>> start

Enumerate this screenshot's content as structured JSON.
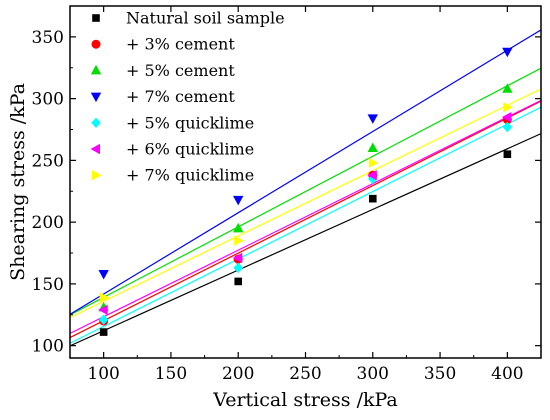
{
  "chart_data": {
    "type": "scatter",
    "title": "",
    "xlabel": "Vertical stress /kPa",
    "ylabel": "Shearing stress /kPa",
    "xlim": [
      75,
      425
    ],
    "ylim": [
      90,
      375
    ],
    "xticks": [
      100,
      150,
      200,
      250,
      300,
      350,
      400
    ],
    "yticks": [
      100,
      150,
      200,
      250,
      300,
      350
    ],
    "grid": false,
    "legend_position": "top-left",
    "x": [
      100,
      200,
      300,
      400
    ],
    "series": [
      {
        "name": "Natural soil sample",
        "color": "#000000",
        "marker": "square",
        "values": [
          111,
          152,
          219,
          255
        ],
        "fit": {
          "slope": 0.491,
          "intercept": 63
        }
      },
      {
        "name": "+ 3% cement",
        "color": "#ff0000",
        "marker": "circle",
        "values": [
          120,
          170,
          238,
          283
        ],
        "fit": {
          "slope": 0.547,
          "intercept": 65.5
        }
      },
      {
        "name": "+ 5% cement",
        "color": "#00dd00",
        "marker": "triangle-up",
        "values": [
          131,
          195,
          260,
          308
        ],
        "fit": {
          "slope": 0.571,
          "intercept": 82
        }
      },
      {
        "name": "+ 7% cement",
        "color": "#0000ff",
        "marker": "triangle-down",
        "values": [
          158,
          218,
          284,
          338
        ],
        "fit": {
          "slope": 0.658,
          "intercept": 76
        }
      },
      {
        "name": "+ 5% quicklime",
        "color": "#00ffff",
        "marker": "diamond",
        "values": [
          121,
          163,
          235,
          277
        ],
        "fit": {
          "slope": 0.546,
          "intercept": 61
        }
      },
      {
        "name": "+ 6% quicklime",
        "color": "#ff00ff",
        "marker": "triangle-left",
        "values": [
          129,
          171,
          238,
          285
        ],
        "fit": {
          "slope": 0.539,
          "intercept": 69.5
        }
      },
      {
        "name": "+ 7% quicklime",
        "color": "#ffff00",
        "marker": "triangle-right",
        "values": [
          139,
          185,
          248,
          293
        ],
        "fit": {
          "slope": 0.529,
          "intercept": 83
        }
      }
    ]
  }
}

>> end

• Work required: State how many lines in the entries above include the word "stress"; reply with the number alone.

• Task answer: 2